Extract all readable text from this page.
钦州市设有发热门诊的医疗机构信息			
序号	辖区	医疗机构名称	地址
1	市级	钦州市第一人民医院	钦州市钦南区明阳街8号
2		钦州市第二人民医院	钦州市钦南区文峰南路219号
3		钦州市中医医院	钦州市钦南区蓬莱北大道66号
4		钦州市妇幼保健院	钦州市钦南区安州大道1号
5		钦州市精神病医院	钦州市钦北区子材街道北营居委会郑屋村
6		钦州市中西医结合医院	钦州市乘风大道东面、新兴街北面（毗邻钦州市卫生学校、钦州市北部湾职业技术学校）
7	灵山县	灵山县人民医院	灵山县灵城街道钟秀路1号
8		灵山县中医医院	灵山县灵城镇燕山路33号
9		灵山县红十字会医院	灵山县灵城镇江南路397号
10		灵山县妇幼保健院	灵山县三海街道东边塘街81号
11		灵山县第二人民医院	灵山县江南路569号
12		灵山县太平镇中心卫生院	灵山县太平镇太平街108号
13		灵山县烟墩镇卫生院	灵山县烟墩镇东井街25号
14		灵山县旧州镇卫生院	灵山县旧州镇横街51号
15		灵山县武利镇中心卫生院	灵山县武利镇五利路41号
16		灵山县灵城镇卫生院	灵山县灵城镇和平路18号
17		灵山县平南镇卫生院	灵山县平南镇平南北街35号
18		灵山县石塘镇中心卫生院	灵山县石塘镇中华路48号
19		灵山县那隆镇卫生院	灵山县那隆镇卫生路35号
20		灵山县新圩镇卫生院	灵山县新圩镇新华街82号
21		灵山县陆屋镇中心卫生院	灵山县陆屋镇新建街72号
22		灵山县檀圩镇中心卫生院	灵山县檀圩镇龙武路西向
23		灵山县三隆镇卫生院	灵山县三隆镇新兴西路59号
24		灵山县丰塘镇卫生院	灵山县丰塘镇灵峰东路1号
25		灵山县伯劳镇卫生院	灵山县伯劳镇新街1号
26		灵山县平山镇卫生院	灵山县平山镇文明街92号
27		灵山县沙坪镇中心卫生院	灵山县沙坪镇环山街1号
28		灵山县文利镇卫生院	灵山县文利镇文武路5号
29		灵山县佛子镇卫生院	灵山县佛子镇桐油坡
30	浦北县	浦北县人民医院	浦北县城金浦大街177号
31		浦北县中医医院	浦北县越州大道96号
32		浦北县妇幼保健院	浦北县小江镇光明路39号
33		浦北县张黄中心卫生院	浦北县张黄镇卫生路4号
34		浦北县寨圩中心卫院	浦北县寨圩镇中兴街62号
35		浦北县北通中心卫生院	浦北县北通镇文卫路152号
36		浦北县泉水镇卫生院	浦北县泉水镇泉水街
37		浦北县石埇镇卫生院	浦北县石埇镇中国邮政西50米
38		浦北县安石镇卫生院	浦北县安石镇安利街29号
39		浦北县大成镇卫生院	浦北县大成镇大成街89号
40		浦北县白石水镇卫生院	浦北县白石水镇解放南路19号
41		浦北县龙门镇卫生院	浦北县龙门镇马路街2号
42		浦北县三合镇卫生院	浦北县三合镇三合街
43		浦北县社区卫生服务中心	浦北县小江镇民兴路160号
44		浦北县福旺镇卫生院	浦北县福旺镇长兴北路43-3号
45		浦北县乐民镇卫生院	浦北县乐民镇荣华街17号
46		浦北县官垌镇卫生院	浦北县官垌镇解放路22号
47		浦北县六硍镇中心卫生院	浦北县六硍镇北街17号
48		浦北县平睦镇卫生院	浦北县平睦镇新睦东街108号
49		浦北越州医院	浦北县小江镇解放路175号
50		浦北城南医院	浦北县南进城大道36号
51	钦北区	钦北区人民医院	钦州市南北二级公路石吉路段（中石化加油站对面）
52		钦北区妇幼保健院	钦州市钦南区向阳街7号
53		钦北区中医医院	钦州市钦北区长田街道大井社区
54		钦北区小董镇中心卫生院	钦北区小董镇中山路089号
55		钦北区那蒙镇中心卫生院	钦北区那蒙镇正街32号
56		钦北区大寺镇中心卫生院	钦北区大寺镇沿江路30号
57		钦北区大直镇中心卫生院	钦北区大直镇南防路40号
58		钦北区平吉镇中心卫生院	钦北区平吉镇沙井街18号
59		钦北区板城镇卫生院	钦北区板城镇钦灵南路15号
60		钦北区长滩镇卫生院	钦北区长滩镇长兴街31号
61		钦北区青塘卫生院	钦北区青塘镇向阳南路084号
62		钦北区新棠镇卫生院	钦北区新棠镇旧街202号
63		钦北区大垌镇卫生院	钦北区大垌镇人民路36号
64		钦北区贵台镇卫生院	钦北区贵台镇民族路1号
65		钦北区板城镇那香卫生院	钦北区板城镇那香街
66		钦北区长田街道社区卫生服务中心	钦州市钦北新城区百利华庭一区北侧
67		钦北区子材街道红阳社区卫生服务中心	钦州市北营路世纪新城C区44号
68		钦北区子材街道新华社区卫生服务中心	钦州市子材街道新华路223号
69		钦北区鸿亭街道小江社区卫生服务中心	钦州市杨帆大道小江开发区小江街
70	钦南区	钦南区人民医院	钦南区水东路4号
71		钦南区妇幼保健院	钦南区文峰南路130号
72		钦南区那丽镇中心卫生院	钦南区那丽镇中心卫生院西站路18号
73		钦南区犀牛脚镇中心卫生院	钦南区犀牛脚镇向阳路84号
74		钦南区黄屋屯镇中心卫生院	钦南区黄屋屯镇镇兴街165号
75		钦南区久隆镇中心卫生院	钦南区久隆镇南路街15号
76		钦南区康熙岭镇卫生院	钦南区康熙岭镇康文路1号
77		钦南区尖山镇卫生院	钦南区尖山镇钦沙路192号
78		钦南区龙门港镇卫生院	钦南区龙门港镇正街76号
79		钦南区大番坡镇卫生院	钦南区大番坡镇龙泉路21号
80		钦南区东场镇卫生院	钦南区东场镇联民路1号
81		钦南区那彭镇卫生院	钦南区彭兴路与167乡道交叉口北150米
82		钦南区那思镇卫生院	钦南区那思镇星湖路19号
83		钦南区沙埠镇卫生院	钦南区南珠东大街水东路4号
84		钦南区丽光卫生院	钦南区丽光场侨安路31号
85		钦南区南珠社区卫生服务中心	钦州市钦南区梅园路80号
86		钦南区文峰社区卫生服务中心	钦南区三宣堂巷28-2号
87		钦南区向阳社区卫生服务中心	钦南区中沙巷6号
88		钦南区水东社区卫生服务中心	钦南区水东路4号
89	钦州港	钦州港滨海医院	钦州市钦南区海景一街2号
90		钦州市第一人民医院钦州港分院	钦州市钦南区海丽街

§ **Task prompt**: Output the complete data exactly as written.

§ **Correct response**:
Extract all readable text from this page.
钦州市设有发热门诊的医疗机构信息			
序号	辖区	医疗机构名称	地址
1	市级	钦州市第一人民医院	钦州市钦南区明阳街8号
2		钦州市第二人民医院	钦州市钦南区文峰南路219号
3		钦州市中医医院	钦州市钦南区蓬莱北大道66号
4		钦州市妇幼保健院	钦州市钦南区安州大道1号
5		钦州市精神病医院	钦州市钦北区子材街道北营居委会郑屋村
6		钦州市中西医结合医院	钦州市乘风大道东面、新兴街北面（毗邻钦州市卫生学校、钦州市北部湾职业技术学校）
7	灵山县	灵山县人民医院	灵山县灵城街道钟秀路1号
8		灵山县中医医院	灵山县灵城镇燕山路33号
9		灵山县红十字会医院	灵山县灵城镇江南路397号
10		灵山县妇幼保健院	灵山县三海街道东边塘街81号
11		灵山县第二人民医院	灵山县江南路569号
12		灵山县太平镇中心卫生院	灵山县太平镇太平街108号
13		灵山县烟墩镇卫生院	灵山县烟墩镇东井街25号
14		灵山县旧州镇卫生院	灵山县旧州镇横街51号
15		灵山县武利镇中心卫生院	灵山县武利镇五利路41号
16		灵山县灵城镇卫生院	灵山县灵城镇和平路18号
17		灵山县平南镇卫生院	灵山县平南镇平南北街35号
18		灵山县石塘镇中心卫生院	灵山县石塘镇中华路48号
19		灵山县那隆镇卫生院	灵山县那隆镇卫生路35号
20		灵山县新圩镇卫生院	灵山县新圩镇新华街82号
21		灵山县陆屋镇中心卫生院	灵山县陆屋镇新建街72号
22		灵山县檀圩镇中心卫生院	灵山县檀圩镇龙武路西向
23		灵山县三隆镇卫生院	灵山县三隆镇新兴西路59号
24		灵山县丰塘镇卫生院	灵山县丰塘镇灵峰东路1号
25		灵山县伯劳镇卫生院	灵山县伯劳镇新街1号
26		灵山县平山镇卫生院	灵山县平山镇文明街92号
27		灵山县沙坪镇中心卫生院	灵山县沙坪镇环山街1号
28		灵山县文利镇卫生院	灵山县文利镇文武路5号
29		灵山县佛子镇卫生院	灵山县佛子镇桐油坡
30	浦北县	浦北县人民医院	浦北县城金浦大街177号
31		浦北县中医医院	浦北县越州大道96号
32		浦北县妇幼保健院	浦北县小江镇光明路39号
33		浦北县张黄中心卫生院	浦北县张黄镇卫生路4号
34		浦北县寨圩中心卫院	浦北县寨圩镇中兴街62号
35		浦北县北通中心卫生院	浦北县北通镇文卫路152号
36		浦北县泉水镇卫生院	浦北县泉水镇泉水街
37		浦北县石埇镇卫生院	浦北县石埇镇中国邮政西50米
38		浦北县安石镇卫生院	浦北县安石镇安利街29号
39		浦北县大成镇卫生院	浦北县大成镇大成街89号
40		浦北县白石水镇卫生院	浦北县白石水镇解放南路19号
41		浦北县龙门镇卫生院	浦北县龙门镇马路街2号
42		浦北县三合镇卫生院	浦北县三合镇三合街
43		浦北县社区卫生服务中心	浦北县小江镇民兴路160号
44		浦北县福旺镇卫生院	浦北县福旺镇长兴北路43-3号
45		浦北县乐民镇卫生院	浦北县乐民镇荣华街17号
46		浦北县官垌镇卫生院	浦北县官垌镇解放路22号
47		浦北县六硍镇中心卫生院	浦北县六硍镇北街17号
48		浦北县平睦镇卫生院	浦北县平睦镇新睦东街108号
49		浦北越州医院	浦北县小江镇解放路175号
50		浦北城南医院	浦北县南进城大道36号
51	钦北区	钦北区人民医院	钦州市南北二级公路石吉路段（中石化加油站对面）
52		钦北区妇幼保健院	钦州市钦南区向阳街7号
53		钦北区中医医院	钦州市钦北区长田街道大井社区
54		钦北区小董镇中心卫生院	钦北区小董镇中山路089号
55		钦北区那蒙镇中心卫生院	钦北区那蒙镇正街32号
56		钦北区大寺镇中心卫生院	钦北区大寺镇沿江路30号
57		钦北区大直镇中心卫生院	钦北区大直镇南防路40号
58		钦北区平吉镇中心卫生院	钦北区平吉镇沙井街18号
59		钦北区板城镇卫生院	钦北区板城镇钦灵南路15号
60		钦北区长滩镇卫生院	钦北区长滩镇长兴街31号
61		钦北区青塘卫生院	钦北区青塘镇向阳南路084号
62		钦北区新棠镇卫生院	钦北区新棠镇旧街202号
63		钦北区大垌镇卫生院	钦北区大垌镇人民路36号
64		钦北区贵台镇卫生院	钦北区贵台镇民族路1号
65		钦北区板城镇那香卫生院	钦北区板城镇那香街
66		钦北区长田街道社区卫生服务中心	钦州市钦北新城区百利华庭一区北侧
67		钦北区子材街道红阳社区卫生服务中心	钦州市北营路世纪新城C区44号
68		钦北区子材街道新华社区卫生服务中心	钦州市子材街道新华路223号
69		钦北区鸿亭街道小江社区卫生服务中心	钦州市杨帆大道小江开发区小江街
70	钦南区	钦南区人民医院	钦南区水东路4号
71		钦南区妇幼保健院	钦南区文峰南路130号
72		钦南区那丽镇中心卫生院	钦南区那丽镇中心卫生院西站路18号
73		钦南区犀牛脚镇中心卫生院	钦南区犀牛脚镇向阳路84号
74		钦南区黄屋屯镇中心卫生院	钦南区黄屋屯镇镇兴街165号
75		钦南区久隆镇中心卫生院	钦南区久隆镇南路街15号
76		钦南区康熙岭镇卫生院	钦南区康熙岭镇康文路1号
77		钦南区尖山镇卫生院	钦南区尖山镇钦沙路192号
78		钦南区龙门港镇卫生院	钦南区龙门港镇正街76号
79		钦南区大番坡镇卫生院	钦南区大番坡镇龙泉路21号
80		钦南区东场镇卫生院	钦南区东场镇联民路1号
81		钦南区那彭镇卫生院	钦南区彭兴路与167乡道交叉口北150米
82		钦南区那思镇卫生院	钦南区那思镇星湖路19号
83		钦南区沙埠镇卫生院	钦南区南珠东大街水东路4号
84		钦南区丽光卫生院	钦南区丽光场侨安路31号
85		钦南区南珠社区卫生服务中心	钦州市钦南区梅园路80号
86		钦南区文峰社区卫生服务中心	钦南区三宣堂巷28-2号
87		钦南区向阳社区卫生服务中心	钦南区中沙巷6号
88		钦南区水东社区卫生服务中心	钦南区水东路4号
89	钦州港	钦州港滨海医院	钦州市钦南区海景一街2号
90		钦州市第一人民医院钦州港分院	钦州市钦南区海丽街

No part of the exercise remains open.